(Saved entries)
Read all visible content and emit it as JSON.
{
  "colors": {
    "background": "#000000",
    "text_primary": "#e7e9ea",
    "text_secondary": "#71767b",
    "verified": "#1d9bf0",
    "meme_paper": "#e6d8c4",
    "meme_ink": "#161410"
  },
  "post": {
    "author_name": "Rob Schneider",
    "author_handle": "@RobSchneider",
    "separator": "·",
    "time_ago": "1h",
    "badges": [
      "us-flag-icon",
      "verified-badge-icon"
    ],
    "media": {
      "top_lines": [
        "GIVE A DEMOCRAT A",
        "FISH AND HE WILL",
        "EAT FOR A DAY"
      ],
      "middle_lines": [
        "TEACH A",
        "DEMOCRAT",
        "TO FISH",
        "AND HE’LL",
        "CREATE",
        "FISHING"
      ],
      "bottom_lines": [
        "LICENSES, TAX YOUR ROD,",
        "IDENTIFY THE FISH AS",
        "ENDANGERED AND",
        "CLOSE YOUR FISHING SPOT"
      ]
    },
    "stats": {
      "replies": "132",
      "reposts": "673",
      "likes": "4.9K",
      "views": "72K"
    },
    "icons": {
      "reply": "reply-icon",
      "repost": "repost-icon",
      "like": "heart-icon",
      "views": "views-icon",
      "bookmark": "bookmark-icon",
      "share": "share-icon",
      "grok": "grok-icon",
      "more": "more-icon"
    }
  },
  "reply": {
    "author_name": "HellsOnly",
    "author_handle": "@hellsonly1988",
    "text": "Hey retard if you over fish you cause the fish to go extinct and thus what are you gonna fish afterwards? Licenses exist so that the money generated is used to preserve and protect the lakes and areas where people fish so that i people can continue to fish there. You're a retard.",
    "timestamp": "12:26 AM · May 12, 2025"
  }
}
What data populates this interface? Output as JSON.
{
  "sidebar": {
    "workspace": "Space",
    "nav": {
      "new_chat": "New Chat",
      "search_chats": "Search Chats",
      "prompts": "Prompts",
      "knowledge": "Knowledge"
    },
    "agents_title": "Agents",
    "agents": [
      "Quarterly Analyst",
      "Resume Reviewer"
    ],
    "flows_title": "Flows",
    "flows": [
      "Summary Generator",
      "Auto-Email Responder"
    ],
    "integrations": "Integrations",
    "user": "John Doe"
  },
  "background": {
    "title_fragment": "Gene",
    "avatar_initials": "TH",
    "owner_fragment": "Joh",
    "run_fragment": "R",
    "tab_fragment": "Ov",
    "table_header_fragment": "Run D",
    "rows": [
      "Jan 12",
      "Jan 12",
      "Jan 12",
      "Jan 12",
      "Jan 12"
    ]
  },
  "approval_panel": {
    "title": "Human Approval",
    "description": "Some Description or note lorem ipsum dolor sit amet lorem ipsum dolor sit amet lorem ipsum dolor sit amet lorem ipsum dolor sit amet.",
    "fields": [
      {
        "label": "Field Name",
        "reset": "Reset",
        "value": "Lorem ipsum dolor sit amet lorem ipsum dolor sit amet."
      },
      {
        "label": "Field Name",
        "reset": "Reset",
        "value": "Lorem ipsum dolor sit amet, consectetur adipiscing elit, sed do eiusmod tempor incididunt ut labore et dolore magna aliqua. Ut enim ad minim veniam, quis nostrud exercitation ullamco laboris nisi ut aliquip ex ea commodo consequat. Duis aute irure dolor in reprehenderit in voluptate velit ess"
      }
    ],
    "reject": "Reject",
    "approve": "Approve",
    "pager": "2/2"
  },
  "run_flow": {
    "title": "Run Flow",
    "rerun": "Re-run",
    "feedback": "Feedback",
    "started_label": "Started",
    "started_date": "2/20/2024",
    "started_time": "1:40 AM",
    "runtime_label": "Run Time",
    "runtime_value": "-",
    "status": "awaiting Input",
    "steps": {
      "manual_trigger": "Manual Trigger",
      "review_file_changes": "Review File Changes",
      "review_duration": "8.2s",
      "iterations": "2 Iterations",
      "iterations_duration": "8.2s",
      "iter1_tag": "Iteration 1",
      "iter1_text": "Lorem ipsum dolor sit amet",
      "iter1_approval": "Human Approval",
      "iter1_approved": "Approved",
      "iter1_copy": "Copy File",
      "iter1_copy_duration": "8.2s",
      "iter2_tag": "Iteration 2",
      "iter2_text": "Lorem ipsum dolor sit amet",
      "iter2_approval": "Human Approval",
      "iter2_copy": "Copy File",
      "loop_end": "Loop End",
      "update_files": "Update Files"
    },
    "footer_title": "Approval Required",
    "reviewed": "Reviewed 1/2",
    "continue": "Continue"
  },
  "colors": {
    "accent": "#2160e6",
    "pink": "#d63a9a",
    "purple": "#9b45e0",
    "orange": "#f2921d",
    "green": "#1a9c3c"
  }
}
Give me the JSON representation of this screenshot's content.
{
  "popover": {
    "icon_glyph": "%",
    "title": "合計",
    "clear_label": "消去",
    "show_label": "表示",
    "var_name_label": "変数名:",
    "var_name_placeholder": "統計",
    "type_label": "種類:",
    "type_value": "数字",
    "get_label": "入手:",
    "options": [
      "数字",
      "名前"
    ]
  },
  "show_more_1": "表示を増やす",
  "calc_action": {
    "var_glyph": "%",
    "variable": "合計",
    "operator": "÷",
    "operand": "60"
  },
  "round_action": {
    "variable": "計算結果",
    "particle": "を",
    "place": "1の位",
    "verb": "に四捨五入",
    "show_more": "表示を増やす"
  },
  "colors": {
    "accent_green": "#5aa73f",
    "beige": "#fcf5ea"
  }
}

[Task to carry out] Scan the lines for the string "verified". Pick out every line that has it.

[Full solution]
    "verified": "#1d9bf0",
      "verified-badge-icon"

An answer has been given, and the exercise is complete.